*Problem:* Copy every entry exactly.

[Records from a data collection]

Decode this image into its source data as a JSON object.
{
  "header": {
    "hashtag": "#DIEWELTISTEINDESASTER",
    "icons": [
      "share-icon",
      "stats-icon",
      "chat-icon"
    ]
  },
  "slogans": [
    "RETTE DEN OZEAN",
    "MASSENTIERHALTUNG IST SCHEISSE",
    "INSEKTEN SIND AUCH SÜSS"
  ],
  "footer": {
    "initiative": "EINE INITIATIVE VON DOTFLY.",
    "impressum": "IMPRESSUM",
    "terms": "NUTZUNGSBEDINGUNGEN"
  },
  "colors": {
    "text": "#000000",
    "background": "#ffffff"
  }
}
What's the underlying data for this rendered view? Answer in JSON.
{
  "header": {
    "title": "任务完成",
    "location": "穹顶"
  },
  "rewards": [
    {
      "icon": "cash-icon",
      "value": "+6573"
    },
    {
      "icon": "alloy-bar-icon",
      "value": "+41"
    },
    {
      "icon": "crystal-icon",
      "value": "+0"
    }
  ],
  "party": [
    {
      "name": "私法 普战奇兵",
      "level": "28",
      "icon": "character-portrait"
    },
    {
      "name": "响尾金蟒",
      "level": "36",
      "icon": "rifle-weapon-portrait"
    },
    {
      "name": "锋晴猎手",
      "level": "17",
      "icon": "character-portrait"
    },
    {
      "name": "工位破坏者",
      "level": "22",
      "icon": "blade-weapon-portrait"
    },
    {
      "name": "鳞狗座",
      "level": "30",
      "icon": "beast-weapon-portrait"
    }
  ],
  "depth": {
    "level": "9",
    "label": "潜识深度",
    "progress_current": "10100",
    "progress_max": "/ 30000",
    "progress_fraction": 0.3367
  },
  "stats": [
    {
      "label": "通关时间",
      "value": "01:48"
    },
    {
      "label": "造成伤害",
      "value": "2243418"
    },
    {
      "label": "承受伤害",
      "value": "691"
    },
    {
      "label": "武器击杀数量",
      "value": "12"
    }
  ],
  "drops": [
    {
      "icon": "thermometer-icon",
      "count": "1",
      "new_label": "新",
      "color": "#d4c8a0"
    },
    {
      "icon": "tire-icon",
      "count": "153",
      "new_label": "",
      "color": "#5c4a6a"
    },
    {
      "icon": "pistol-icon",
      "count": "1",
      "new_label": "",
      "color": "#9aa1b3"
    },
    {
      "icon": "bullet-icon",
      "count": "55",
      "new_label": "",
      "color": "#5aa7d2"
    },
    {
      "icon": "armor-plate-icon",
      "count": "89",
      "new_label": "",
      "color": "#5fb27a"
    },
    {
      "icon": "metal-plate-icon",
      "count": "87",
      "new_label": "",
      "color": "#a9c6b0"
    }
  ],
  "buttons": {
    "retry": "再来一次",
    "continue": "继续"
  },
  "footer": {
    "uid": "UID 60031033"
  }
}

*Exercise output:*
Decode this image into its source data as a JSON object.
{
  "header": {
    "hashtag": "#DIEWELTISTEINDESASTER",
    "icons": [
      "share-icon",
      "stats-icon",
      "chat-icon"
    ]
  },
  "slogans": [
    "RETTE DEN OZEAN",
    "MASSENTIERHALTUNG IST SCHEISSE",
    "INSEKTEN SIND AUCH SÜSS"
  ],
  "footer": {
    "initiative": "EINE INITIATIVE VON DOTFLY.",
    "impressum": "IMPRESSUM",
    "terms": "NUTZUNGSBEDINGUNGEN"
  },
  "colors": {
    "text": "#000000",
    "background": "#ffffff"
  }
}
What's the underlying data for this rendered view? Answer in JSON.
{
  "header": {
    "title": "任务完成",
    "location": "穹顶"
  },
  "rewards": [
    {
      "icon": "cash-icon",
      "value": "+6573"
    },
    {
      "icon": "alloy-bar-icon",
      "value": "+41"
    },
    {
      "icon": "crystal-icon",
      "value": "+0"
    }
  ],
  "party": [
    {
      "name": "私法 普战奇兵",
      "level": "28",
      "icon": "character-portrait"
    },
    {
      "name": "响尾金蟒",
      "level": "36",
      "icon": "rifle-weapon-portrait"
    },
    {
      "name": "锋晴猎手",
      "level": "17",
      "icon": "character-portrait"
    },
    {
      "name": "工位破坏者",
      "level": "22",
      "icon": "blade-weapon-portrait"
    },
    {
      "name": "鳞狗座",
      "level": "30",
      "icon": "beast-weapon-portrait"
    }
  ],
  "depth": {
    "level": "9",
    "label": "潜识深度",
    "progress_current": "10100",
    "progress_max": "/ 30000",
    "progress_fraction": 0.3367
  },
  "stats": [
    {
      "label": "通关时间",
      "value": "01:48"
    },
    {
      "label": "造成伤害",
      "value": "2243418"
    },
    {
      "label": "承受伤害",
      "value": "691"
    },
    {
      "label": "武器击杀数量",
      "value": "12"
    }
  ],
  "drops": [
    {
      "icon": "thermometer-icon",
      "count": "1",
      "new_label": "新",
      "color": "#d4c8a0"
    },
    {
      "icon": "tire-icon",
      "count": "153",
      "new_label": "",
      "color": "#5c4a6a"
    },
    {
      "icon": "pistol-icon",
      "count": "1",
      "new_label": "",
      "color": "#9aa1b3"
    },
    {
      "icon": "bullet-icon",
      "count": "55",
      "new_label": "",
      "color": "#5aa7d2"
    },
    {
      "icon": "armor-plate-icon",
      "count": "89",
      "new_label": "",
      "color": "#5fb27a"
    },
    {
      "icon": "metal-plate-icon",
      "count": "87",
      "new_label": "",
      "color": "#a9c6b0"
    }
  ],
  "buttons": {
    "retry": "再来一次",
    "continue": "继续"
  },
  "footer": {
    "uid": "UID 60031033"
  }
}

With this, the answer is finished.